▶ [Goal of the exercise]: Go through the records and extract every line with the word "text".

▶ [Material to process]:
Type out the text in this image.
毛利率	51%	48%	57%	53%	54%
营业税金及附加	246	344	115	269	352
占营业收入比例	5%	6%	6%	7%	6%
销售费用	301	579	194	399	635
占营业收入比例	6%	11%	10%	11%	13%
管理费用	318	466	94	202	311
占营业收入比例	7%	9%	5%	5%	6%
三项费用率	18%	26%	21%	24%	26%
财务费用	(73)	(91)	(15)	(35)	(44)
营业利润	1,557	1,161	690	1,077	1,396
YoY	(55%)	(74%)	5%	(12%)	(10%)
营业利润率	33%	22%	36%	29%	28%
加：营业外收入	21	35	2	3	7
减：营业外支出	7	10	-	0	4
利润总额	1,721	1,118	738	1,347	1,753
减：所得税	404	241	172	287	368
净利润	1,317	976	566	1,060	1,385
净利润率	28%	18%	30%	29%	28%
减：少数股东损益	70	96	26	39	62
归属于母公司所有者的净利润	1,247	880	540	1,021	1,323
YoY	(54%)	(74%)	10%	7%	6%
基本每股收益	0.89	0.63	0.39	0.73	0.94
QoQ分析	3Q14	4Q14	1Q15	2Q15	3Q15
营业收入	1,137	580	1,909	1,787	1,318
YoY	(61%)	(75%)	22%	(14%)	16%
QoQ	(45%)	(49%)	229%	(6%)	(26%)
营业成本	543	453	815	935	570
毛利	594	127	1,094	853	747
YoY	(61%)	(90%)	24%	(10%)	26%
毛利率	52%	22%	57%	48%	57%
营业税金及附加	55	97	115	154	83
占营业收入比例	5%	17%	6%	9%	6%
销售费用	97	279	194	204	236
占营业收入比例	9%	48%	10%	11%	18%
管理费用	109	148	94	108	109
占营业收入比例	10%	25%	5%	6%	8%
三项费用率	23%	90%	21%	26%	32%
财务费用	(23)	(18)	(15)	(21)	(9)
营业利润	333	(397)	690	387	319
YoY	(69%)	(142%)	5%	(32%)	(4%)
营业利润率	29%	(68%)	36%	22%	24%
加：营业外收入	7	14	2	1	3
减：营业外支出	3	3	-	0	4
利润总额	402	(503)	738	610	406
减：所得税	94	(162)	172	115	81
---
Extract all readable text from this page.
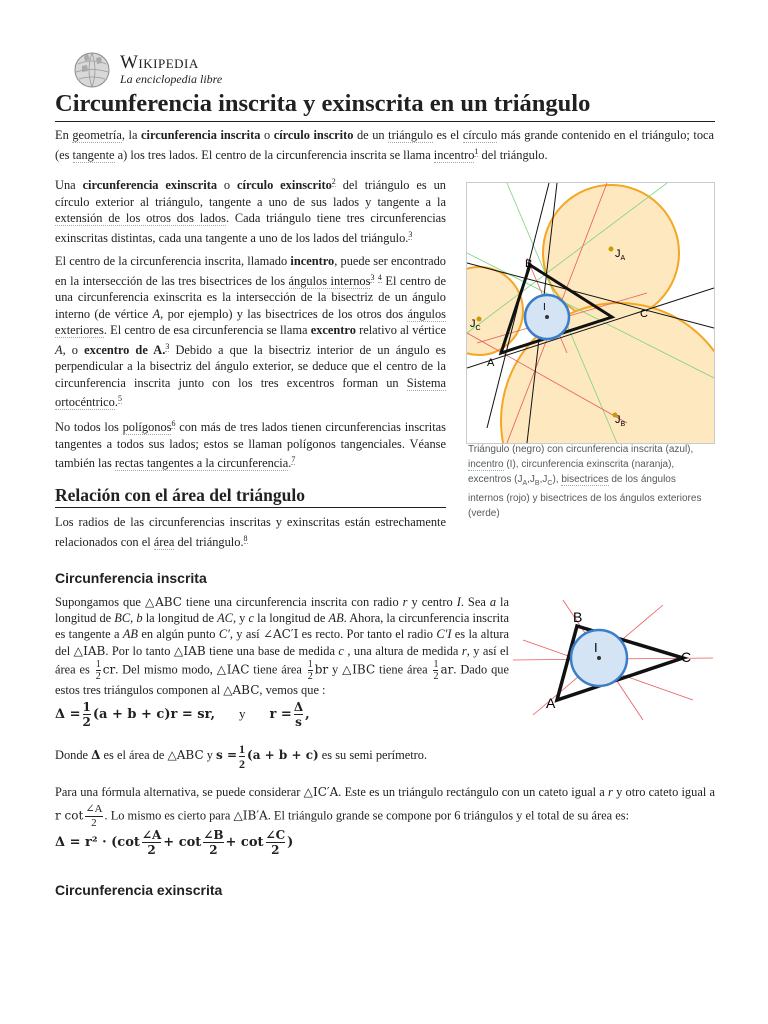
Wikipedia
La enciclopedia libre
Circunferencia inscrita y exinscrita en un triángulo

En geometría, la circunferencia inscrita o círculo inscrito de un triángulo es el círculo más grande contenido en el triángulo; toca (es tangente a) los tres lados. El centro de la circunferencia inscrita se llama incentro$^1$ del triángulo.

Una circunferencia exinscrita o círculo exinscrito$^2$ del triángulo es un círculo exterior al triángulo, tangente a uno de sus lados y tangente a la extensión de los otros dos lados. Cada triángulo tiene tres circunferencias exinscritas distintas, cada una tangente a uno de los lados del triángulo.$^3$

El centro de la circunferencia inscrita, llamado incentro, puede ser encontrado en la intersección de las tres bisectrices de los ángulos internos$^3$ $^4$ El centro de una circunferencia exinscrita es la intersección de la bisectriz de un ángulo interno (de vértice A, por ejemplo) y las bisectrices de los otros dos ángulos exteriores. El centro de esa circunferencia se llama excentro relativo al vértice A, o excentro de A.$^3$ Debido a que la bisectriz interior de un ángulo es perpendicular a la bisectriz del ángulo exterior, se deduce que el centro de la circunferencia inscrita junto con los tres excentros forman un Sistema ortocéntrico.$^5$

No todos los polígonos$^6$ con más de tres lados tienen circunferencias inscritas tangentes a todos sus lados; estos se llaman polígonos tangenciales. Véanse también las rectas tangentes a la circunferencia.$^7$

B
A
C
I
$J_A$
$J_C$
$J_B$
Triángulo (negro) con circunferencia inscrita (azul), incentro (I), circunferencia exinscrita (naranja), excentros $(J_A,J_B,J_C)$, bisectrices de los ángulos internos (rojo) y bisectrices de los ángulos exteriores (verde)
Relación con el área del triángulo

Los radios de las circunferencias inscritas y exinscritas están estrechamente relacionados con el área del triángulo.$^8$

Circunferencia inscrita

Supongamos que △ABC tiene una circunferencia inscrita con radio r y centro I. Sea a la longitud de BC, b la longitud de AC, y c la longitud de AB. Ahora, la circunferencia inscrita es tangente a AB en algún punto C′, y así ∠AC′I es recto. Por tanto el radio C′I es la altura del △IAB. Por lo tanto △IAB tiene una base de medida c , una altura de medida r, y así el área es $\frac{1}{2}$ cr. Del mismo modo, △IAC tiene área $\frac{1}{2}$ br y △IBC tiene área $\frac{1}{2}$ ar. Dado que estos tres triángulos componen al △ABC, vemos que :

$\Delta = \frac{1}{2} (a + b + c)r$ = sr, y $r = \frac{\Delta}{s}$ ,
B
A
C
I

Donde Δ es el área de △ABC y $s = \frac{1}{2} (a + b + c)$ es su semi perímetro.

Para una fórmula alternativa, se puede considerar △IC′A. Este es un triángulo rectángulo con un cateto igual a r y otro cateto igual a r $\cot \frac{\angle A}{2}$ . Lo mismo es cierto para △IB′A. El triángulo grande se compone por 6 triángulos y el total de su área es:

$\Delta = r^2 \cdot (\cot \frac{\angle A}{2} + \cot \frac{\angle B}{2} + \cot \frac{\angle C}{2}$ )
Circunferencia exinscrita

▶ [The reply]:
Type out the text in this image.
Extract all readable text from this page.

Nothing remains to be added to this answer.